→ 練習問題
1 > Halo sign についての文章では、Webb らの教科書によると Halo sign とは何だとされていますか。
2 > Halo sign についての文章を、最後の文のあとから書き継いでください。

→ 本文抜粋

· · · · ·

これは http://mitochondrion.jp/ に掲載している「医学日記」を、諸般の便宜のために、 1 記事 1 ファイルとして形成し直したものです。 簡単なプログラムで自動生成しているので、体裁の乱れなどが一部にあるかと思われますが、ご容赦ください。


2017/11/17 Halo sign

放射線診断学用語に Halo sign というものがある。 肺 CT の名著 Webb WR et al., High-Resolution CT of the Lung, 5th Ed. (Wolters Kluwer; 2015). によれば、これは

A halo of ground-glass opacity surrounding a nodule or mass.

とのことであり、つまり結節ないし腫瘤の周囲にあるスリガラス影のことである。 これの組織学的実体は何か、というのが本日のテーマである。

MEDSi 『胸部の CT』第 3 版には、直接的な表現はなされていないが、この halo は出血によるものである、と暗に書かれている。 なお、この『胸部の CT』という教科書は、私が学生の頃に放射線科の臨床実習に持参したところ、 ある指導医から「まぁ、日本語で書かれた教科書としては、それが一番よろしかろう」と控えめに褒められた代物である。 英語で書かれた教科書として評価が高いのは、上述の `High-Resolution CT of the Lung' であるが、 こちらには、halo の実体について明確な記載がない。 こうした名著が敢えて詳細に言及しないということは、何かある、ということである。

· · · · ·

→ 資料

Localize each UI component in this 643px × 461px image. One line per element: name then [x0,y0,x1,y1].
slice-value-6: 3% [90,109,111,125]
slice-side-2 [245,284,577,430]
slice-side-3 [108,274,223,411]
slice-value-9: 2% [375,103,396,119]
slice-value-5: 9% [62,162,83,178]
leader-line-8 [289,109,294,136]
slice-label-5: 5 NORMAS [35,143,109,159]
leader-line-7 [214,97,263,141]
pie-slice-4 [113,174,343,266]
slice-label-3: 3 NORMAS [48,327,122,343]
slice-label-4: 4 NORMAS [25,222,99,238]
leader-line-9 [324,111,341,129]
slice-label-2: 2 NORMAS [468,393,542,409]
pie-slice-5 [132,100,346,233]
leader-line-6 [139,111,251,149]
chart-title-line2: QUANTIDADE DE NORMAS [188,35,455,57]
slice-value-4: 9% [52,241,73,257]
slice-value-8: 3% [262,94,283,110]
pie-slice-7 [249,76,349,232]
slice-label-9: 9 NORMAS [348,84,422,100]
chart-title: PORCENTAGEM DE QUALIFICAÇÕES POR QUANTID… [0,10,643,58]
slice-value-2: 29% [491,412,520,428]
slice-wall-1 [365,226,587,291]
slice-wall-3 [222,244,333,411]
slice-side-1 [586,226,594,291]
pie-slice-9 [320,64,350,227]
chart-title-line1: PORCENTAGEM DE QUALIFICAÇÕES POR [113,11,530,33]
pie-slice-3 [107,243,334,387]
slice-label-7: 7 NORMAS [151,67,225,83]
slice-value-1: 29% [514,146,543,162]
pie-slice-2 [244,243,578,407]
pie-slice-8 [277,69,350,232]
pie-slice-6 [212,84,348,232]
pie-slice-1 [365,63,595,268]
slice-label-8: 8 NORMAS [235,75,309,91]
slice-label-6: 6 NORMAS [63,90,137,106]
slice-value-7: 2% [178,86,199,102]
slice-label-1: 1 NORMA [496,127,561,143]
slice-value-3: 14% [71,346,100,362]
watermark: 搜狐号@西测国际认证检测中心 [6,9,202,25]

· · · · ·

→ 解答
1 > 結節ないし腫瘤の周囲にあるスリガラス影のことです。

2 >
今日 halo sign と呼ばれる所見について、最初に言及したのは J. E. Kuhlman らの報告である (Radiol. 157, 611-614 (1985).)。 これは、急性白血病患者が合併した侵襲性肺アスペルギルス症の、CT 上の特徴的所見として報告されたものである。 その後、この halo sign は、肺アスペルギルス症に限らず出血性結節において高い感度でみられる所見として報告されたが (Radiol. 190, 513-515 (1994).)、特異度については評価が甘く、はっきりしなかった。

2000 年代に入ってから、非出血性病変においても、頻度は比較的低いながらも halo sign を呈する例があることが指摘されるようになった (Br. J. Radiol. 78, 862-865 (2005). など)。 具体的には、腫瘍細胞の浸潤や、非出血性の炎症反応により halo sign が認められるようである。 詳細な事情は知らぬが、CT の解像度向上などの技術進歩により、こうした halo sign を指摘できるようになったのかもしれぬ。

こうした halo sign の特徴を述べたレビューとしては、Radiol. 230 109-110 (2004). が簡潔で読みやすい。